**READING TEXT:**
Dozens of pro-regime airstrikes and barrel bombing since Saturday morning on city near Jordanian border


LATEST


The battle for control of Daraa in southern Syria continued on Saturday, with pro-Assad forces bombing rebels in the fight for a strategic area of the city on the Jordanian border.

In the past month, rebels have defied restrictions on weapons supplies and the regime’s airpower and shelling to take most of the Manshiyah district where a number of regime and security buildings are located.

Amid intense clashes in the Manshiyah and Sajnah areas, pro-Assad warplanes carried out 17 airstrikes and 22 barrel-bombings on Saturday morning, according to pro-opposition activists.

Rebels said they repelled the latest attempt by the pro-Assad forces to regain territory. They claimed more than 15 fighters, including Iraqi militia, were killed.

Bombing of Daraa on Sunday morning:

Syria’s uprising began in Daraa in March 2011 with protests over the detention and abuse of teenagers who sprayed graffiti on town walls. The city has been divided between regime and rebel forces for almost all of the conflict, with the opposition holding much of the surrounding countryside.

In 2015, rebels tried to build on an advance throughout southern Syria with an offensive to take all of the city, but they were restricted by limits on weapons supplies, imposed by the US-led Military Operations Center in Jordan. Opposition activists say the restrictions have continued through 2017, despite pro-Assad gains in parts of Daraa Province.

TOP PHOTO: Smoke rises from pro-Assad bombing of Manshiyah in Daraa city, June 2, 2017


ISIS Withdraws from Last Town in Eastern Aleppo Province

The Islamic State has withdrawn from the last town it held in eastern Aleppo Province.

**RECORD EXCERPTS:**
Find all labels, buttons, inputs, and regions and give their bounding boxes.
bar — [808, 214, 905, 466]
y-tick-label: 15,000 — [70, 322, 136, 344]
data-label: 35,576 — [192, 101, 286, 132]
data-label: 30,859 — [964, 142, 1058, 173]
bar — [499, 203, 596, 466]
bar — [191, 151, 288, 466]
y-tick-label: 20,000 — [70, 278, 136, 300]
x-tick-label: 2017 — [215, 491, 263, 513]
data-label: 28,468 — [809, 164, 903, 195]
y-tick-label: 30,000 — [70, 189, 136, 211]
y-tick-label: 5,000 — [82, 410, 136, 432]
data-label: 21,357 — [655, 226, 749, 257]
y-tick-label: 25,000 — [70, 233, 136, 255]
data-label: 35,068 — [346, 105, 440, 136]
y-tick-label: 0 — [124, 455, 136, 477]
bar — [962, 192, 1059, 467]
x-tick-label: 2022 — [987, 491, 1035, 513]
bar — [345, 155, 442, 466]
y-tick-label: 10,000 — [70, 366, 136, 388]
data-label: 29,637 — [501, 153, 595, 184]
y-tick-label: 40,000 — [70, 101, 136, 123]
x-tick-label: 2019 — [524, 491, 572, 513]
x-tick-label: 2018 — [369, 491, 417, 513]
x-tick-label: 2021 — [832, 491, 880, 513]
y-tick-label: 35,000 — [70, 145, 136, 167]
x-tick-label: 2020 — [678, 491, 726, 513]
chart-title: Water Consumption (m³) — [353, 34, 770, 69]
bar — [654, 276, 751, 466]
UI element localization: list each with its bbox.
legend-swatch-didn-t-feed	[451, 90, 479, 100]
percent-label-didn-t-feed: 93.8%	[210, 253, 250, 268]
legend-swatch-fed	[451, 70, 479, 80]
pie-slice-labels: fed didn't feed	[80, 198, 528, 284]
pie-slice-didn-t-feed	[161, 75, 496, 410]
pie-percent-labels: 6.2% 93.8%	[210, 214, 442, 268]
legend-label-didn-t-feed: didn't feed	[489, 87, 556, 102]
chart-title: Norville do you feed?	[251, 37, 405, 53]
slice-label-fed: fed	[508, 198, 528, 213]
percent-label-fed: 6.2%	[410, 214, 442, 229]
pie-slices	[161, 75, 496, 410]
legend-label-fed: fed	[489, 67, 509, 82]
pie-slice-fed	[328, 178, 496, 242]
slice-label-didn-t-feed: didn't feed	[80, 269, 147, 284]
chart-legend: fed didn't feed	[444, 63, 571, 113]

**WHAT TO DO:**
A: Reproduce the Syria news report above word for word, from "TOP PHOTO: Smoke" up to and including "eastern Aleppo Province.".
B: Carry on the Syria news report above, starting right after its last sentence.

**RESULTS FOR THE EXERCISE:**
A:
TOP PHOTO: Smoke rises from pro-Assad bombing of Manshiyah in Daraa city, June 2, 2017


ISIS Withdraws from Last Town in Eastern Aleppo Province

The Islamic State has withdrawn from the last town it held in eastern Aleppo Province.

B:
Pro-Assad forces moved into Maskaneh on Saturday as ISIS fighters pulled back to the east. The regime and its allies should now finally be able to Khanasser road, a vital route to Aleppo city which had been disrupted by the Islamic State since 2014.

The Islamic State is under increasing pressure through northern, central, and eastern Syria with pro-Assad forces, rebels, and the Kurdish-led Syrian Democratic Forces each taking most ISIS positions and pushing it back into Deir ez-Zor Province in eastern Syria.


Assad: “We Don’t Have Chemical Weapons”

President Assad has again maintained — in defiance of international reports and years of evidence — “We don’t have chemical weapons.”

In an interview with India’s Wion TV, Assad was asked about the regime’s April 4 use of nerve agent on the town in Khan Sheikhoun in northwest Syria, an attack which killed at least 92 people and wounded almost 600.

Assad has previously said that the attack was “100% fabricated”. This time he gave a long, muddled explanation which questioned if the event occurred but said, that if it did, “terrorists” must be responsible:

Who’s behind it? It was very simply the United States and the Western intelligence with the terrorists. They staged this play just to have a pretext to attack Syria, and that’s what happened a few days later when they attacked our airport, and actually they supported the terrorists, because ISIS launched an attack the same day of the American attacks on our airbase. And they wanted to demonize again, to re-demonize the Syrian state and the Syrian President. So, this is the only headline that could capture the audience and the public opinion around the world.